Dataset records on visual material:
────────

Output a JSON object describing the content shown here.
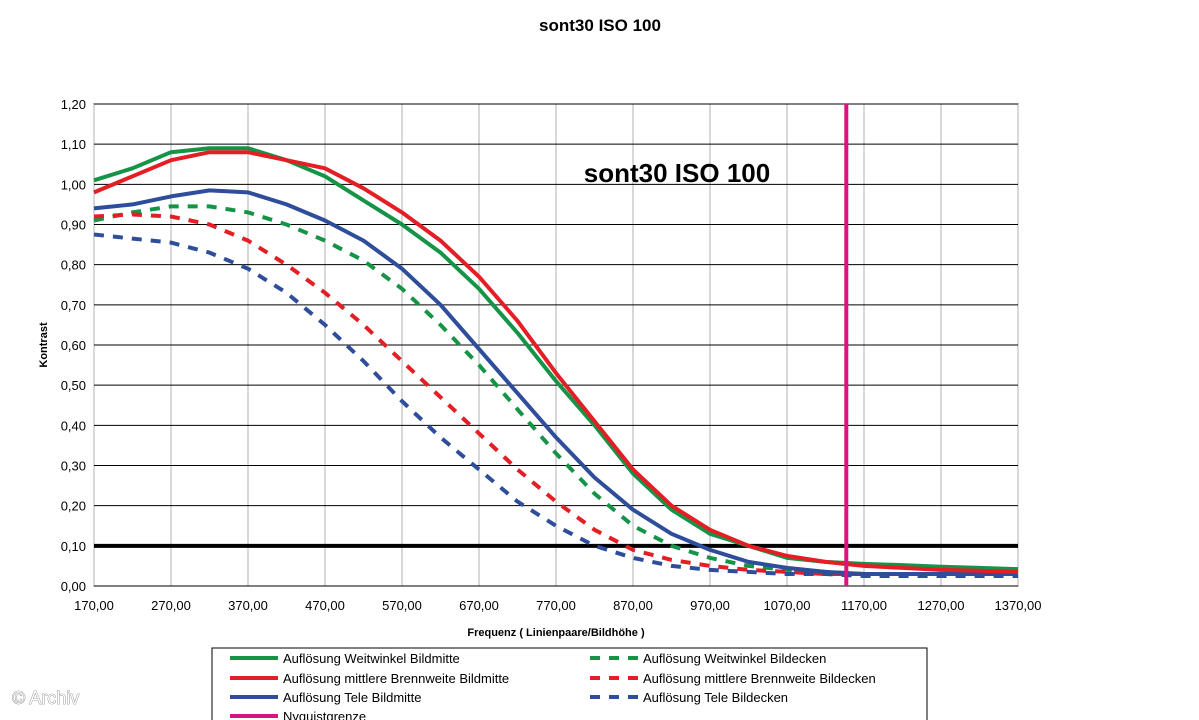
{
  "credit": "© Archiv",
  "chart_data": {
    "type": "line",
    "title": "sont30   ISO 100",
    "annotation": "sont30   ISO 100",
    "xlabel": "Frequenz ( Linienpaare/Bildhöhe )",
    "ylabel": "Kontrast",
    "xlim": [
      170,
      1370
    ],
    "ylim": [
      0,
      1.2
    ],
    "x_ticks": [
      "170,00",
      "270,00",
      "370,00",
      "470,00",
      "570,00",
      "670,00",
      "770,00",
      "870,00",
      "970,00",
      "1070,00",
      "1170,00",
      "1270,00",
      "1370,00"
    ],
    "y_ticks": [
      "0,00",
      "0,10",
      "0,20",
      "0,30",
      "0,40",
      "0,50",
      "0,60",
      "0,70",
      "0,80",
      "0,90",
      "1,00",
      "1,10",
      "1,20"
    ],
    "grid": true,
    "legend_position": "bottom",
    "threshold_line": {
      "y": 0.1,
      "color": "#000000"
    },
    "series": [
      {
        "name": "Auflösung Weitwinkel Bildmitte",
        "color": "#159447",
        "dash": false,
        "x": [
          170,
          220,
          270,
          320,
          370,
          420,
          470,
          520,
          570,
          620,
          670,
          720,
          770,
          820,
          870,
          920,
          970,
          1020,
          1070,
          1120,
          1170,
          1220,
          1270,
          1320,
          1370
        ],
        "y": [
          1.01,
          1.04,
          1.08,
          1.09,
          1.09,
          1.06,
          1.02,
          0.96,
          0.9,
          0.83,
          0.74,
          0.63,
          0.51,
          0.4,
          0.28,
          0.19,
          0.13,
          0.1,
          0.07,
          0.06,
          0.055,
          0.052,
          0.048,
          0.045,
          0.042
        ]
      },
      {
        "name": "Auflösung mittlere Brennweite Bildmitte",
        "color": "#e31e25",
        "dash": false,
        "x": [
          170,
          220,
          270,
          320,
          370,
          420,
          470,
          520,
          570,
          620,
          670,
          720,
          770,
          820,
          870,
          920,
          970,
          1020,
          1070,
          1120,
          1170,
          1220,
          1270,
          1320,
          1370
        ],
        "y": [
          0.98,
          1.02,
          1.06,
          1.08,
          1.08,
          1.06,
          1.04,
          0.99,
          0.93,
          0.86,
          0.77,
          0.66,
          0.53,
          0.41,
          0.29,
          0.2,
          0.14,
          0.1,
          0.075,
          0.06,
          0.05,
          0.045,
          0.04,
          0.038,
          0.035
        ]
      },
      {
        "name": "Auflösung Tele Bildmitte",
        "color": "#2e4d9a",
        "dash": false,
        "x": [
          170,
          220,
          270,
          320,
          370,
          420,
          470,
          520,
          570,
          620,
          670,
          720,
          770,
          820,
          870,
          920,
          970,
          1020,
          1070,
          1120,
          1170,
          1220,
          1270,
          1320,
          1370
        ],
        "y": [
          0.94,
          0.95,
          0.97,
          0.985,
          0.98,
          0.95,
          0.91,
          0.86,
          0.79,
          0.7,
          0.59,
          0.48,
          0.37,
          0.27,
          0.19,
          0.13,
          0.09,
          0.06,
          0.045,
          0.035,
          0.03,
          0.03,
          0.03,
          0.03,
          0.03
        ]
      },
      {
        "name": "Nyquistgrenze",
        "color": "#d4167f",
        "dash": false,
        "vertical": true,
        "x": [
          1147,
          1147
        ],
        "y": [
          0,
          1.2
        ]
      },
      {
        "name": "Auflösung Weitwinkel Bildecken",
        "color": "#159447",
        "dash": true,
        "x": [
          170,
          220,
          270,
          320,
          370,
          420,
          470,
          520,
          570,
          620,
          670,
          720,
          770,
          820,
          870,
          920,
          970,
          1020,
          1070,
          1120,
          1170,
          1220,
          1270,
          1320,
          1370
        ],
        "y": [
          0.91,
          0.93,
          0.945,
          0.945,
          0.93,
          0.9,
          0.86,
          0.81,
          0.74,
          0.65,
          0.55,
          0.44,
          0.33,
          0.23,
          0.15,
          0.1,
          0.07,
          0.05,
          0.04,
          0.035,
          0.03,
          0.03,
          0.03,
          0.03,
          0.03
        ]
      },
      {
        "name": "Auflösung mittlere Brennweite Bildecken",
        "color": "#e31e25",
        "dash": true,
        "x": [
          170,
          220,
          270,
          320,
          370,
          420,
          470,
          520,
          570,
          620,
          670,
          720,
          770,
          820,
          870,
          920,
          970,
          1020,
          1070,
          1120,
          1170,
          1220,
          1270,
          1320,
          1370
        ],
        "y": [
          0.92,
          0.925,
          0.92,
          0.9,
          0.86,
          0.8,
          0.73,
          0.65,
          0.56,
          0.47,
          0.38,
          0.29,
          0.21,
          0.14,
          0.09,
          0.065,
          0.05,
          0.04,
          0.035,
          0.03,
          0.03,
          0.03,
          0.03,
          0.03,
          0.03
        ]
      },
      {
        "name": "Auflösung Tele Bildecken",
        "color": "#2e4d9a",
        "dash": true,
        "x": [
          170,
          220,
          270,
          320,
          370,
          420,
          470,
          520,
          570,
          620,
          670,
          720,
          770,
          820,
          870,
          920,
          970,
          1020,
          1070,
          1120,
          1170,
          1220,
          1270,
          1320,
          1370
        ],
        "y": [
          0.875,
          0.865,
          0.855,
          0.83,
          0.79,
          0.73,
          0.65,
          0.56,
          0.46,
          0.37,
          0.29,
          0.21,
          0.15,
          0.1,
          0.07,
          0.05,
          0.04,
          0.035,
          0.03,
          0.03,
          0.025,
          0.025,
          0.025,
          0.025,
          0.025
        ]
      }
    ]
  }
}
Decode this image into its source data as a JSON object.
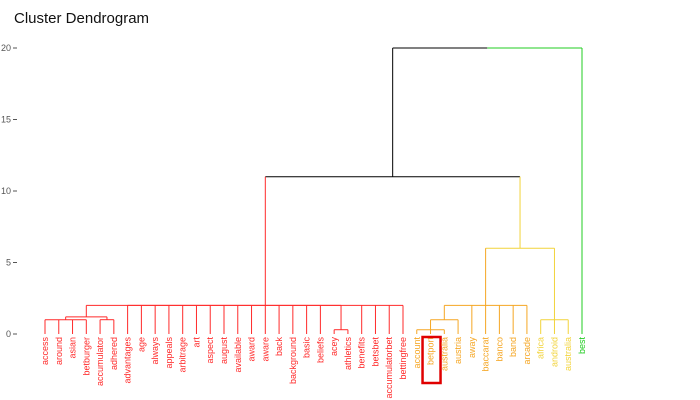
{
  "chart_data": {
    "type": "dendrogram",
    "title": "Cluster Dendrogram",
    "ylim": [
      0,
      20
    ],
    "yticks": [
      {
        "value": 0,
        "label": "0"
      },
      {
        "value": 5,
        "label": "5"
      },
      {
        "value": 10,
        "label": "10"
      },
      {
        "value": 15,
        "label": "15"
      },
      {
        "value": 20,
        "label": "20"
      }
    ],
    "colors": {
      "red": "#ff2a2a",
      "orange": "#f5a623",
      "yellow": "#f2d33a",
      "green": "#22cc22",
      "root": "#000000",
      "highlight": "#e00000"
    },
    "leaves": [
      {
        "label": "access",
        "color": "red"
      },
      {
        "label": "around",
        "color": "red"
      },
      {
        "label": "asian",
        "color": "red"
      },
      {
        "label": "betburger",
        "color": "red"
      },
      {
        "label": "accumulator",
        "color": "red"
      },
      {
        "label": "adhered",
        "color": "red"
      },
      {
        "label": "advantages",
        "color": "red"
      },
      {
        "label": "age",
        "color": "red"
      },
      {
        "label": "always",
        "color": "red"
      },
      {
        "label": "appeals",
        "color": "red"
      },
      {
        "label": "arbitrage",
        "color": "red"
      },
      {
        "label": "art",
        "color": "red"
      },
      {
        "label": "aspect",
        "color": "red"
      },
      {
        "label": "august",
        "color": "red"
      },
      {
        "label": "available",
        "color": "red"
      },
      {
        "label": "award",
        "color": "red"
      },
      {
        "label": "aware",
        "color": "red"
      },
      {
        "label": "back",
        "color": "red"
      },
      {
        "label": "background",
        "color": "red"
      },
      {
        "label": "basic",
        "color": "red"
      },
      {
        "label": "beliefs",
        "color": "red"
      },
      {
        "label": "acey",
        "color": "red"
      },
      {
        "label": "athletics",
        "color": "red"
      },
      {
        "label": "benefits",
        "color": "red"
      },
      {
        "label": "betsbet",
        "color": "red"
      },
      {
        "label": "accumulatorbet",
        "color": "red"
      },
      {
        "label": "bettingfree",
        "color": "red"
      },
      {
        "label": "account",
        "color": "orange"
      },
      {
        "label": "betport",
        "color": "orange",
        "highlight": true
      },
      {
        "label": "australia",
        "color": "orange"
      },
      {
        "label": "austria",
        "color": "orange"
      },
      {
        "label": "away",
        "color": "orange"
      },
      {
        "label": "baccarat",
        "color": "orange"
      },
      {
        "label": "banco",
        "color": "orange"
      },
      {
        "label": "band",
        "color": "orange"
      },
      {
        "label": "arcade",
        "color": "orange"
      },
      {
        "label": "africa",
        "color": "yellow"
      },
      {
        "label": "android",
        "color": "yellow"
      },
      {
        "label": "australia",
        "color": "yellow"
      },
      {
        "label": "best",
        "color": "green"
      }
    ],
    "merges": [
      {
        "id": "r1",
        "children": [
          0,
          1,
          2,
          3
        ],
        "height": 1.0,
        "color": "red"
      },
      {
        "id": "r2",
        "children": [
          4,
          5
        ],
        "height": 1.0,
        "color": "red"
      },
      {
        "id": "r3",
        "children": [
          "r1",
          "r2"
        ],
        "height": 1.2,
        "color": "red"
      },
      {
        "id": "r4",
        "children": [
          21,
          22
        ],
        "height": 0.3,
        "color": "red"
      },
      {
        "id": "rL",
        "children": [
          "r3",
          "r4"
        ],
        "height": 2.0,
        "color": "red"
      },
      {
        "id": "rA",
        "children": [
          "rL",
          6,
          7,
          8,
          9,
          10,
          11,
          12,
          13,
          14,
          15,
          16,
          17,
          18,
          19,
          20,
          23,
          24,
          25,
          26
        ],
        "height": 2.0,
        "color": "red"
      },
      {
        "id": "o1",
        "children": [
          27,
          28,
          29
        ],
        "height": 0.3,
        "color": "orange"
      },
      {
        "id": "o2",
        "children": [
          "o1",
          30
        ],
        "height": 1.0,
        "color": "orange"
      },
      {
        "id": "o3",
        "children": [
          "o2",
          31,
          32,
          33,
          34,
          35
        ],
        "height": 2.0,
        "color": "orange"
      },
      {
        "id": "y1",
        "children": [
          36,
          37,
          38
        ],
        "height": 1.0,
        "color": "yellow"
      },
      {
        "id": "oy",
        "children": [
          "o3",
          "y1"
        ],
        "height": 6.0,
        "color": "yellow"
      },
      {
        "id": "k1",
        "children": [
          "rA",
          "oy"
        ],
        "height": 11.0,
        "color": "root"
      },
      {
        "id": "root",
        "children": [
          "k1",
          39
        ],
        "height": 20.0,
        "color": "root",
        "right_color": "green"
      }
    ]
  }
}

────────

Objective: Gather from the data above every line with the string "Auflösung".

Response:
        "name": "Auflösung Weitwinkel Bildmitte",
        "name": "Auflösung mittlere Brennweite Bildmitte",
        "name": "Auflösung Tele Bildmitte",
        "name": "Auflösung Weitwinkel Bildecken",
        "name": "Auflösung mittlere Brennweite Bildecken",
        "name": "Auflösung Tele Bildecken",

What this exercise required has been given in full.